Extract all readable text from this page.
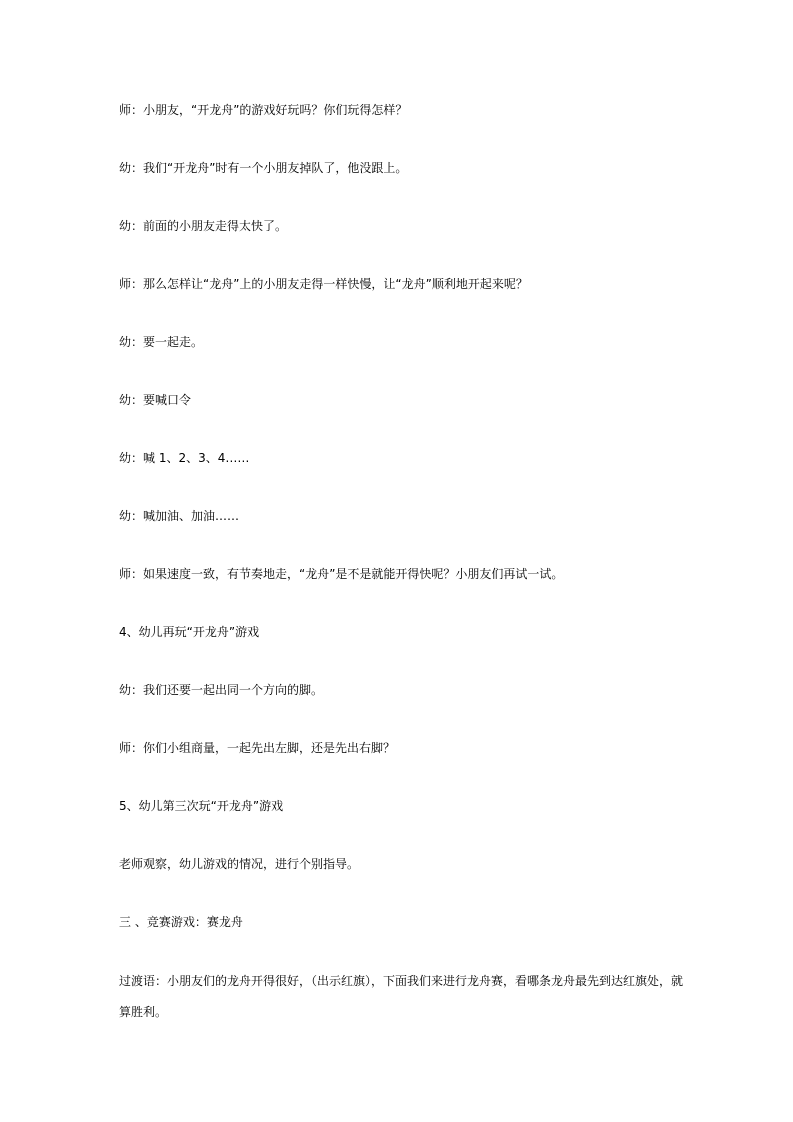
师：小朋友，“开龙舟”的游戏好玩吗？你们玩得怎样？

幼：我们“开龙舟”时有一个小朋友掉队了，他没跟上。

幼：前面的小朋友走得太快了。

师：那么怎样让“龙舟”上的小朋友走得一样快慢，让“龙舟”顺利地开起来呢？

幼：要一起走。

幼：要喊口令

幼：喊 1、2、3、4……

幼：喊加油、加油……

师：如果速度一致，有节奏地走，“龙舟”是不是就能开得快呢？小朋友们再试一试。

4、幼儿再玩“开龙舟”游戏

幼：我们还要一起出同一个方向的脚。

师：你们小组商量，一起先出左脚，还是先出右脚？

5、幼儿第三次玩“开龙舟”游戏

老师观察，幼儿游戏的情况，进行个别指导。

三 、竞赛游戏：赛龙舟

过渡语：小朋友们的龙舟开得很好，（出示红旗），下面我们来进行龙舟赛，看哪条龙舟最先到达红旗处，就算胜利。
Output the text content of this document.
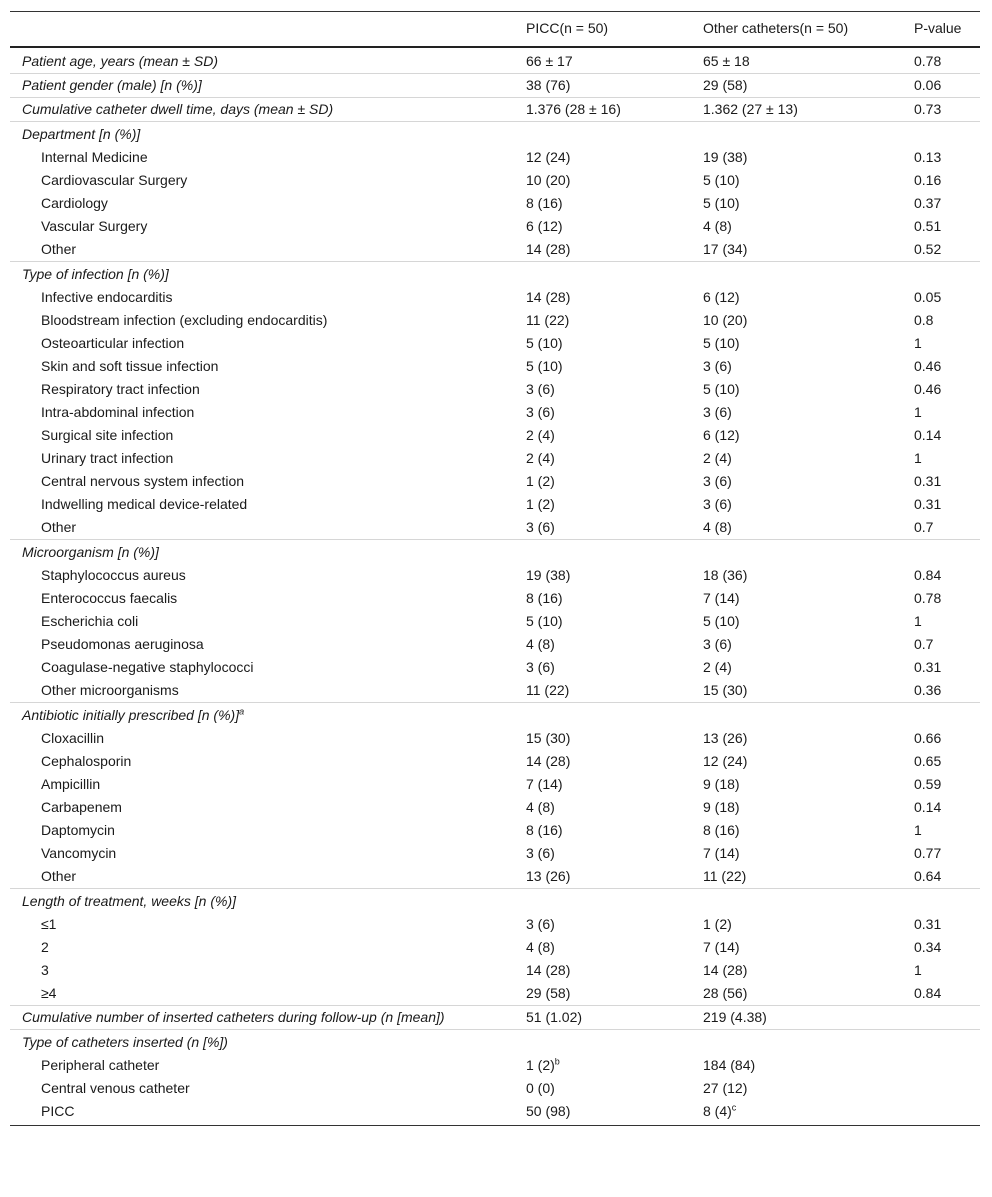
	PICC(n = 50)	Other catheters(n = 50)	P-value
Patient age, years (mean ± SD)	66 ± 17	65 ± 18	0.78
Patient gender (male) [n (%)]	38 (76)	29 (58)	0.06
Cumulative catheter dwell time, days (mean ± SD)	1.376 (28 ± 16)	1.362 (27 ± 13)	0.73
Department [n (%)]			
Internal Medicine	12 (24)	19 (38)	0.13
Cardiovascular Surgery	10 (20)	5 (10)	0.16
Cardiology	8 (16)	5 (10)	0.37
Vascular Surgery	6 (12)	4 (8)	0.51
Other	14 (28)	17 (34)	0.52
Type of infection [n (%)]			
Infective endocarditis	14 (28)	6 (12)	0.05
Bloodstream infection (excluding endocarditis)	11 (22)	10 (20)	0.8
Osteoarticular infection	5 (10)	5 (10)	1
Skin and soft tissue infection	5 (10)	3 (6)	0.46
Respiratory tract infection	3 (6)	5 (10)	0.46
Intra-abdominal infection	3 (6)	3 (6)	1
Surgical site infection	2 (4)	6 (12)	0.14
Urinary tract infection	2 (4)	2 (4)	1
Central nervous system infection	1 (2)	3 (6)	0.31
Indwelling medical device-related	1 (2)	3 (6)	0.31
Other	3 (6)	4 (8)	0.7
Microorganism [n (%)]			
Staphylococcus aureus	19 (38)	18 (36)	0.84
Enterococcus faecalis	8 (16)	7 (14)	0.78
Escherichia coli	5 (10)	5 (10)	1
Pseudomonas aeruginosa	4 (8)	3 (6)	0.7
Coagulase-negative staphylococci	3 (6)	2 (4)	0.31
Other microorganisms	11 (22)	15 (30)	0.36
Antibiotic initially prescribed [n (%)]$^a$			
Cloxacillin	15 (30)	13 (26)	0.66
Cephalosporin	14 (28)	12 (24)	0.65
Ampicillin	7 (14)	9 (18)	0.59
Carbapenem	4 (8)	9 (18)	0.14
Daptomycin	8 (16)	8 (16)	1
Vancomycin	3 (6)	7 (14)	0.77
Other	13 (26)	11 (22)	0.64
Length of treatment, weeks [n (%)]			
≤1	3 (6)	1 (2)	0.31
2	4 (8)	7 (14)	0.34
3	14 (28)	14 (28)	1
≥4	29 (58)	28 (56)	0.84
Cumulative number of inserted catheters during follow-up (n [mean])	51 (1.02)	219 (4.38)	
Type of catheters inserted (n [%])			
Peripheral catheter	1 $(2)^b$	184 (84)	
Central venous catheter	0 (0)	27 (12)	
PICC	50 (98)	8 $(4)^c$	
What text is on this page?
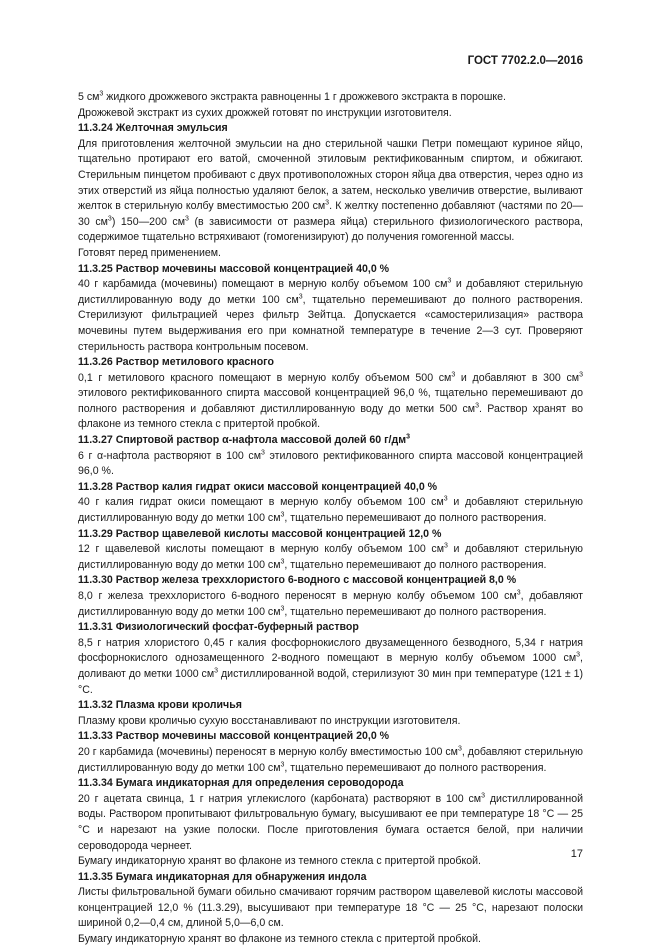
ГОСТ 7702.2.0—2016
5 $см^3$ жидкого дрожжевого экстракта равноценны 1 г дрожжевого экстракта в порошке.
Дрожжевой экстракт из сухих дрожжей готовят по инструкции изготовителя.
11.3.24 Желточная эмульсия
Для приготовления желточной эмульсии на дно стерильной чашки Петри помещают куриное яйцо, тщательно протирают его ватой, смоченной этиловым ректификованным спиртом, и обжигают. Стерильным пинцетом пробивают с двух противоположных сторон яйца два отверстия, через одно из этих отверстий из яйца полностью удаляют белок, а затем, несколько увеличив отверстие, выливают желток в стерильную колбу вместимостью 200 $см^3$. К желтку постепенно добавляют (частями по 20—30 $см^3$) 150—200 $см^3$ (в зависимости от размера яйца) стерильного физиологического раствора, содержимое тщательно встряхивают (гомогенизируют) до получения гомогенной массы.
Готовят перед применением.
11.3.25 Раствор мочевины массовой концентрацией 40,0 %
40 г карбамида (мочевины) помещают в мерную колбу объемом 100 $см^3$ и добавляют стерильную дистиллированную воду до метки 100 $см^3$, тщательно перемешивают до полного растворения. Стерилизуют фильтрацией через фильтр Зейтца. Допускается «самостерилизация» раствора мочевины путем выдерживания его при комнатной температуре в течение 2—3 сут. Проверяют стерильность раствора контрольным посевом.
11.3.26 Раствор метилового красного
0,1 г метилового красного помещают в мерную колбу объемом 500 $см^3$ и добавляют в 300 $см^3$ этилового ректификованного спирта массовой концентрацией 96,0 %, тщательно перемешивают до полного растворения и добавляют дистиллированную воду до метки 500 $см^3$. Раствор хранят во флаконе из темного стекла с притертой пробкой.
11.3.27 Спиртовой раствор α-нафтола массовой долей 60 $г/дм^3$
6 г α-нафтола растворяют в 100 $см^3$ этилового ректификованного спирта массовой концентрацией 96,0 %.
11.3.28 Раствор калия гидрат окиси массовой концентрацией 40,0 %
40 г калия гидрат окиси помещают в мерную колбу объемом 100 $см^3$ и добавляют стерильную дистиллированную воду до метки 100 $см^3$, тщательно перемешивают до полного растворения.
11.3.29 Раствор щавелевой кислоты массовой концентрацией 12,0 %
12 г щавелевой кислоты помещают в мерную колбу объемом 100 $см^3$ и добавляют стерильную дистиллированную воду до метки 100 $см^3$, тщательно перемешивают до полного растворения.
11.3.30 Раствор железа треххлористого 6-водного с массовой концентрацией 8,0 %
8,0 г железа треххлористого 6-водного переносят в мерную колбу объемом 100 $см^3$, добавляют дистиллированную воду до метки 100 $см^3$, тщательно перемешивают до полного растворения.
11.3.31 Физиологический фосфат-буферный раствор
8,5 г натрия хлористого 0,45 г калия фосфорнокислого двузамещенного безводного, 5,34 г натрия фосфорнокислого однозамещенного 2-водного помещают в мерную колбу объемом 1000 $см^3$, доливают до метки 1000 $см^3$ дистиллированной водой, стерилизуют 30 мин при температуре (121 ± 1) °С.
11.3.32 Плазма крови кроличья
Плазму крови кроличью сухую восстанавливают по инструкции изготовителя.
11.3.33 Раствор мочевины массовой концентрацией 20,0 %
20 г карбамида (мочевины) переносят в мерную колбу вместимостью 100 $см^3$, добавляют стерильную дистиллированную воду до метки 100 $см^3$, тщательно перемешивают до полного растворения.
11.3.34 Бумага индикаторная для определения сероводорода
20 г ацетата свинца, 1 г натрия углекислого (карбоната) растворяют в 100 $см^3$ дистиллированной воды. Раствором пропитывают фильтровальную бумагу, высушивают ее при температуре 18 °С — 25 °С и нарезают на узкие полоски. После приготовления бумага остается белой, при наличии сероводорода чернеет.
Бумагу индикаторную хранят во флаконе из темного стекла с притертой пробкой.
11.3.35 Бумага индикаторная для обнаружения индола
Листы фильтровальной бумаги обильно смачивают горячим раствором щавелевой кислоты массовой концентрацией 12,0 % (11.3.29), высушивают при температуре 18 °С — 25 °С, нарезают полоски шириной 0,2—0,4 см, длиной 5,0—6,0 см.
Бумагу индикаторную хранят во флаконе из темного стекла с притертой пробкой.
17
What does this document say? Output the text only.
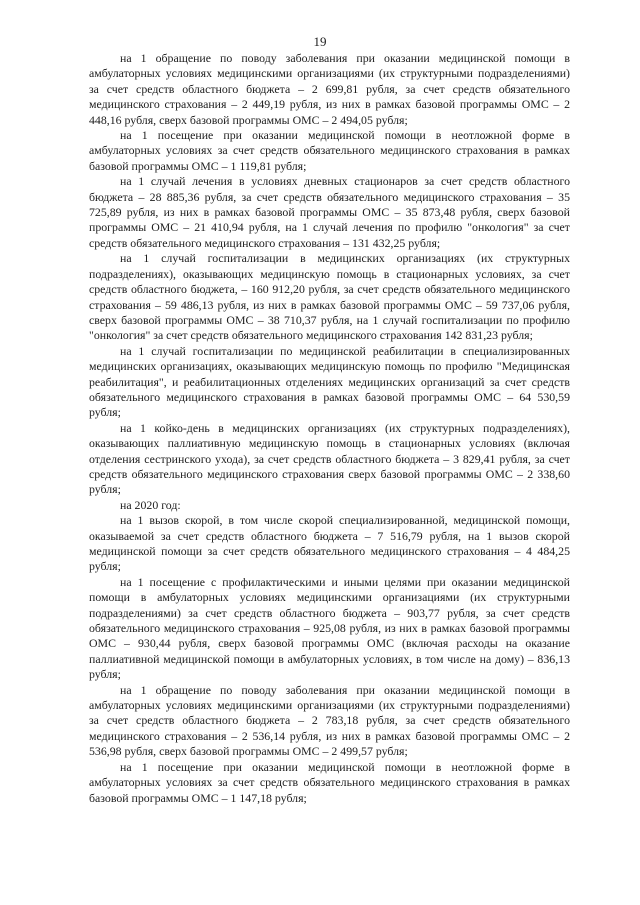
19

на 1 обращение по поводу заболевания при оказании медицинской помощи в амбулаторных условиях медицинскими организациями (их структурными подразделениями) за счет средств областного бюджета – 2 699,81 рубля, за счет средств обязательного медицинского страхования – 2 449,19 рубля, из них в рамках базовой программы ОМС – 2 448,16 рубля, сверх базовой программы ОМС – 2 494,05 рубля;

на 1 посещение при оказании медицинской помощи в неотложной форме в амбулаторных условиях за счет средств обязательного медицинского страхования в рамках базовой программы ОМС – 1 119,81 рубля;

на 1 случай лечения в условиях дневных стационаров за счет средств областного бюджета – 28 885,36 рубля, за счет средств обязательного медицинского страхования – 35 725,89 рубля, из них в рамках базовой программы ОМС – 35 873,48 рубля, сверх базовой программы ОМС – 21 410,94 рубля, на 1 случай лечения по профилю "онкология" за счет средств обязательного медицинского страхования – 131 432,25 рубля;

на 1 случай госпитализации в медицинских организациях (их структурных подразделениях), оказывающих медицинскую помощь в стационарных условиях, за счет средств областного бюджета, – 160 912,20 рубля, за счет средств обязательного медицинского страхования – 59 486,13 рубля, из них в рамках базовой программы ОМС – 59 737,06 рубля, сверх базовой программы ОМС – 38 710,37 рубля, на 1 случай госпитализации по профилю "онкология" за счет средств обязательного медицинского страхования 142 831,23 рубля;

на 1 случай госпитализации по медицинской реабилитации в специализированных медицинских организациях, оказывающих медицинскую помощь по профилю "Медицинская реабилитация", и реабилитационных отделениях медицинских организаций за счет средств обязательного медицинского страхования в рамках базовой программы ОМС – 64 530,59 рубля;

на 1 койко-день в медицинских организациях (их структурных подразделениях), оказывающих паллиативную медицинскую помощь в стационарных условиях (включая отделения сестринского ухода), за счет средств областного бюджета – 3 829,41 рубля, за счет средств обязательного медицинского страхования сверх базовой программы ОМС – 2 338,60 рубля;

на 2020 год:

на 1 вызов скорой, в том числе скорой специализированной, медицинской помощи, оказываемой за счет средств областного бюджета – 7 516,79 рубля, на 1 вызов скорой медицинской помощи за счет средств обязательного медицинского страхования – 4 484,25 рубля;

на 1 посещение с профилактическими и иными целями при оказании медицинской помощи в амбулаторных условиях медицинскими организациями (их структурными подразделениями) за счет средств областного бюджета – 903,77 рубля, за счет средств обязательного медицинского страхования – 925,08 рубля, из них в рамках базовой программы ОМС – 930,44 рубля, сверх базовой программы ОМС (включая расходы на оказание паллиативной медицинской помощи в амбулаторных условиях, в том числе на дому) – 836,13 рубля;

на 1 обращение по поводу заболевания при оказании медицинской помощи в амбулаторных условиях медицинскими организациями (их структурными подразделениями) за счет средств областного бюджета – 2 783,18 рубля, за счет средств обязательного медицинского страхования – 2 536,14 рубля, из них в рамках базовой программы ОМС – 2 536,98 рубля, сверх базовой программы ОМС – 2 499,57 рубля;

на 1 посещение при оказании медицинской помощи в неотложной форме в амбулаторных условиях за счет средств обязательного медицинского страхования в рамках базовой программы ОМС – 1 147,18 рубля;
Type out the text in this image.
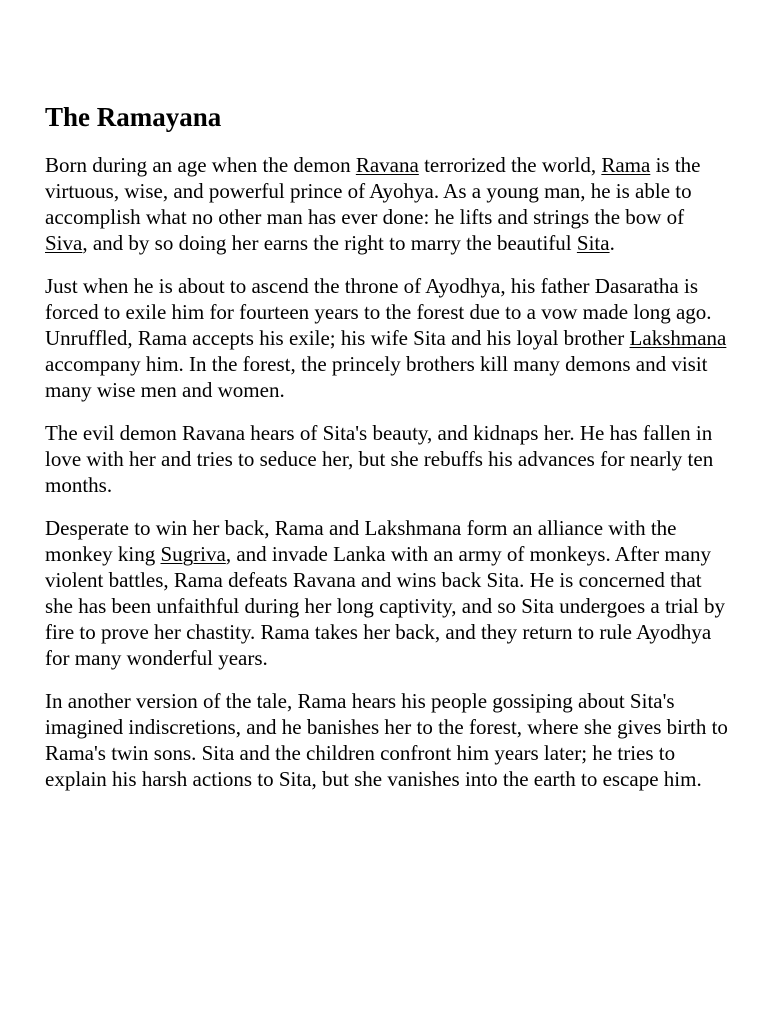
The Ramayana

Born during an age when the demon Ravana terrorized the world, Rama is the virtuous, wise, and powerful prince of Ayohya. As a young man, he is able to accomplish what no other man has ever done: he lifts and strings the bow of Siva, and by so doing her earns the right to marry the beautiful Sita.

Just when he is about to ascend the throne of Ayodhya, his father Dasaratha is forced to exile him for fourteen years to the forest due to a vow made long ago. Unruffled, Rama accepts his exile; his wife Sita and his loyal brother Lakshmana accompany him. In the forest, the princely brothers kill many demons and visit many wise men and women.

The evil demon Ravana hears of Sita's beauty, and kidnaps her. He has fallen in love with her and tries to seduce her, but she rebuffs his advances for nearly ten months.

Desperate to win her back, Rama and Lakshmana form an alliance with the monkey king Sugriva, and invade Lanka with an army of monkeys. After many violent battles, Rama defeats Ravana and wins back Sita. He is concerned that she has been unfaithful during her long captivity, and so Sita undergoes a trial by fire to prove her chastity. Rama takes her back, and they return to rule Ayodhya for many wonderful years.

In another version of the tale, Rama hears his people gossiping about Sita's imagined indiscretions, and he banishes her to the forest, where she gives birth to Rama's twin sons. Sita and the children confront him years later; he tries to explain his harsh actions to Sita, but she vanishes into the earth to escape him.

▶ **WHAT THE EXERCISE ASKS**:
From the data above, show each line that contains "сероводорода".

▶ **WORKED ANSWER**:
11.3.34 Бумага индикаторная для определения сероводорода
20 г ацетата свинца, 1 г натрия углекислого (карбоната) растворяют в 100 $см^3$ дистиллированной воды. Раствором пропитывают фильтровальную бумагу, высушивают ее при температуре 18 °С — 25 °С и нарезают на узкие полоски. После приготовления бумага остается белой, при наличии сероводорода чернеет.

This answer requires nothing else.